Give the entries back exactly, dropping each image.

------------------------------------------------------------

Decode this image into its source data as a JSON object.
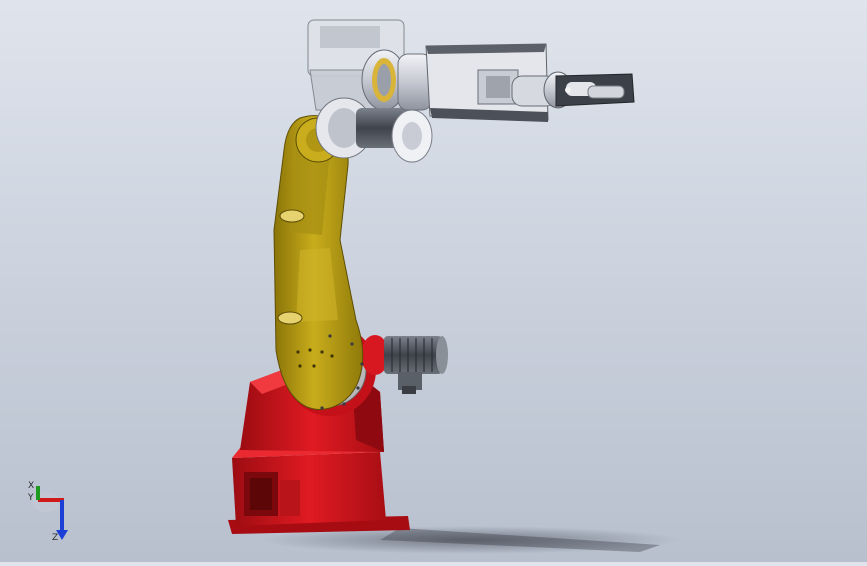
{
  "viewport": {
    "background_top": "#dfe4ec",
    "background_bottom": "#b8c0ce"
  },
  "model": {
    "base_color": "#d4121a",
    "arm_color": "#b49a10",
    "wrist_color": "#c9ccd6",
    "motor_color": "#4a4f58"
  },
  "triad": {
    "x_label": "X",
    "y_label": "Y",
    "z_label": "Z",
    "x_color": "#d01818",
    "y_color": "#1e9a1e",
    "z_color": "#1c3fd6"
  }
}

------------------------------------------------------------

CORRECT OUTPUT:
Decode this image into its source data as a JSON object.
{
  "viewport": {
    "background_top": "#dfe4ec",
    "background_bottom": "#b8c0ce"
  },
  "model": {
    "base_color": "#d4121a",
    "arm_color": "#b49a10",
    "wrist_color": "#c9ccd6",
    "motor_color": "#4a4f58"
  },
  "triad": {
    "x_label": "X",
    "y_label": "Y",
    "z_label": "Z",
    "x_color": "#d01818",
    "y_color": "#1e9a1e",
    "z_color": "#1c3fd6"
  }
}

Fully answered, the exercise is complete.